Brief: Return a copy of each line that holds the string "name".

The records:
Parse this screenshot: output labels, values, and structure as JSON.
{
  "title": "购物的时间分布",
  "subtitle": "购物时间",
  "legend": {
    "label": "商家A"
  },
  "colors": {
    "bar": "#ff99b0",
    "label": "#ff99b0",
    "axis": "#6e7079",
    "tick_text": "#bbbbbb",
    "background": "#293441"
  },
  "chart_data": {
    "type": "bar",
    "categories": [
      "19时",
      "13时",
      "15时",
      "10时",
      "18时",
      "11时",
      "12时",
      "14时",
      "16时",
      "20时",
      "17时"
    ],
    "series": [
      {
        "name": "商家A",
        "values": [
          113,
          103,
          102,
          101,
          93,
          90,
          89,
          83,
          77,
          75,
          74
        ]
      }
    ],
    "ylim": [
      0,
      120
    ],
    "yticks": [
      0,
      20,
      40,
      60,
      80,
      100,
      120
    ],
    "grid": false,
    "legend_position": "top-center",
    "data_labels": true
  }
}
* * *
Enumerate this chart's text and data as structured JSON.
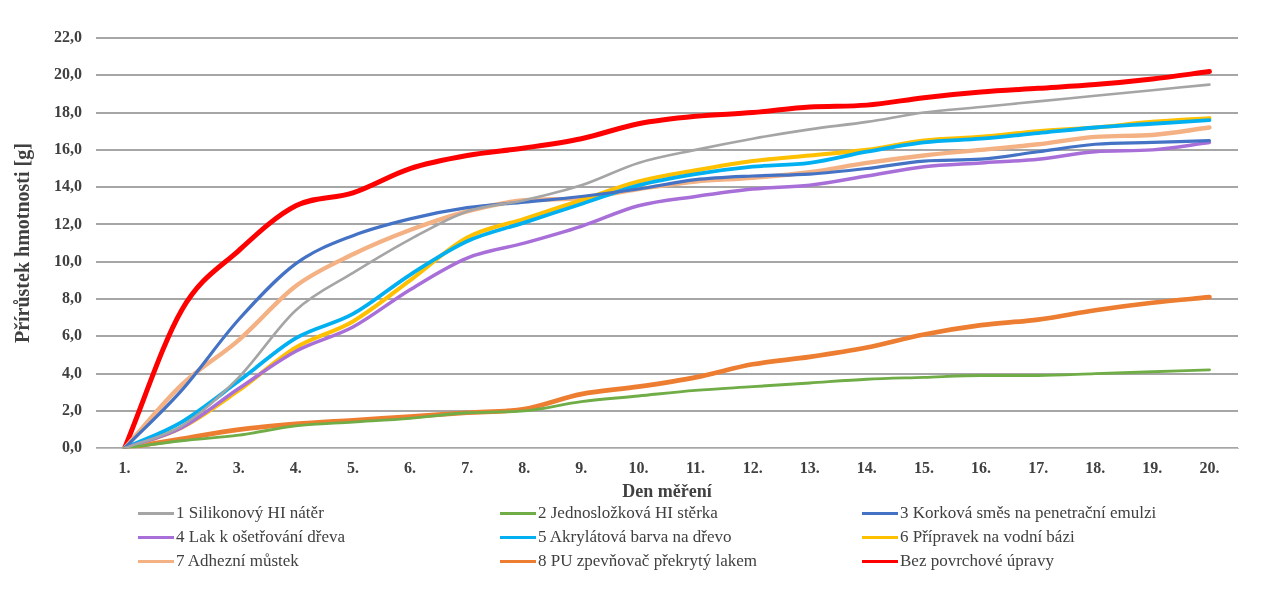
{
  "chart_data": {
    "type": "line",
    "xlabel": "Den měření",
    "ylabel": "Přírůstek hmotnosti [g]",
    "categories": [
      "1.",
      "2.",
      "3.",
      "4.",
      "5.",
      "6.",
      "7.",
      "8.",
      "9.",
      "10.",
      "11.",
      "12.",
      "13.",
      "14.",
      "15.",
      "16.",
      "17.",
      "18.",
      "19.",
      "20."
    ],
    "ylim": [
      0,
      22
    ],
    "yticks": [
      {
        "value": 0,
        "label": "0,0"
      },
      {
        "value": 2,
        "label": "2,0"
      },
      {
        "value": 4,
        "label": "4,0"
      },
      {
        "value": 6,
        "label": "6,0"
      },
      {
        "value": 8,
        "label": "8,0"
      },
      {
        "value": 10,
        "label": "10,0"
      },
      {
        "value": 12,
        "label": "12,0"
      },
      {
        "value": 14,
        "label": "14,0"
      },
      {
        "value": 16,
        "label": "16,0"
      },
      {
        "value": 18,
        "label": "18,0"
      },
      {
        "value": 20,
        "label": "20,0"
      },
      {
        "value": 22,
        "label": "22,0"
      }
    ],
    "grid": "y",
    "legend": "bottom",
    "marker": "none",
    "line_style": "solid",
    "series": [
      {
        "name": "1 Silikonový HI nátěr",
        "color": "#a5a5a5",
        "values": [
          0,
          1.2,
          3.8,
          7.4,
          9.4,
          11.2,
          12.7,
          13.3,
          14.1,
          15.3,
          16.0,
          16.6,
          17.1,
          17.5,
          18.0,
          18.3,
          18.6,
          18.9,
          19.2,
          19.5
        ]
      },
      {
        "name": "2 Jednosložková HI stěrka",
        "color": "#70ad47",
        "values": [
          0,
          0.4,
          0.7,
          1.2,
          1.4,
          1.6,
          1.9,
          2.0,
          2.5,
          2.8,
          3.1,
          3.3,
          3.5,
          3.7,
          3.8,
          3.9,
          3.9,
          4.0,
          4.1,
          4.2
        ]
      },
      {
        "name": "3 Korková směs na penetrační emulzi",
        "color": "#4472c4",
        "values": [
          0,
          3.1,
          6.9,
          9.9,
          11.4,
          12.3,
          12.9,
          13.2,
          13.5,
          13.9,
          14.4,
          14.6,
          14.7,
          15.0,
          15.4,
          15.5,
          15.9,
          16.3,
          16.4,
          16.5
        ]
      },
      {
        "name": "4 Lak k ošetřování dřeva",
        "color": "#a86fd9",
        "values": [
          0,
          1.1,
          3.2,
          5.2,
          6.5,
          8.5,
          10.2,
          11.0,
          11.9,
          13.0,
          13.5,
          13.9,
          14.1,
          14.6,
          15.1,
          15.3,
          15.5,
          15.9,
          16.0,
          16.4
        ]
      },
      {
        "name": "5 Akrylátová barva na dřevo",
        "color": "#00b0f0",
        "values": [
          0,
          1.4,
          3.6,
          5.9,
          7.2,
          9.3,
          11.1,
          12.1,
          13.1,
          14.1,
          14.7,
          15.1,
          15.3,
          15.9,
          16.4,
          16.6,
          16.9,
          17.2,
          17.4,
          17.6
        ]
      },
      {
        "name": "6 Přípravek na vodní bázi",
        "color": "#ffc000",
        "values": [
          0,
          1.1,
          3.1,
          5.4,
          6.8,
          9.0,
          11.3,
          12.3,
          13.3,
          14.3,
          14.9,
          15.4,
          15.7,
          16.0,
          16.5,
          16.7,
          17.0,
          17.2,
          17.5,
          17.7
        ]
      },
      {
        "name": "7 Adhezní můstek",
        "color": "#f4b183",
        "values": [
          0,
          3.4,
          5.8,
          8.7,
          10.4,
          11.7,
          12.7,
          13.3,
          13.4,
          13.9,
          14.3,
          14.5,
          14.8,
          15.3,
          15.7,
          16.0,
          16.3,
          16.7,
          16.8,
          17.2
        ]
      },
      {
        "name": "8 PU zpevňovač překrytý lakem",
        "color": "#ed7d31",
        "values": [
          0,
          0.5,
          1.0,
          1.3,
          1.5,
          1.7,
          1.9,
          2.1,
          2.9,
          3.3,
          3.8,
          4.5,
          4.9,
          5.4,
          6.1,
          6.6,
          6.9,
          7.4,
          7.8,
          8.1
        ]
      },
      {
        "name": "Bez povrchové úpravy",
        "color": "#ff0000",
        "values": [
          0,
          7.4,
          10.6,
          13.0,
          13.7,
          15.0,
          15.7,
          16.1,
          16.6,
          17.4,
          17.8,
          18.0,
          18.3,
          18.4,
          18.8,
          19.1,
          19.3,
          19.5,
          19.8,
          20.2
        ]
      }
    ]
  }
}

Expected answer:
        "name": "商家A",
        "name": "1 Silikonový HI nátěr",
        "name": "2 Jednosložková HI stěrka",
        "name": "3 Korková směs na penetrační emulzi",
        "name": "4 Lak k ošetřování dřeva",
        "name": "5 Akrylátová barva na dřevo",
        "name": "6 Přípravek na vodní bázi",
        "name": "7 Adhezní můstek",
        "name": "8 PU zpevňovač překrytý lakem",
        "name": "Bez povrchové úpravy",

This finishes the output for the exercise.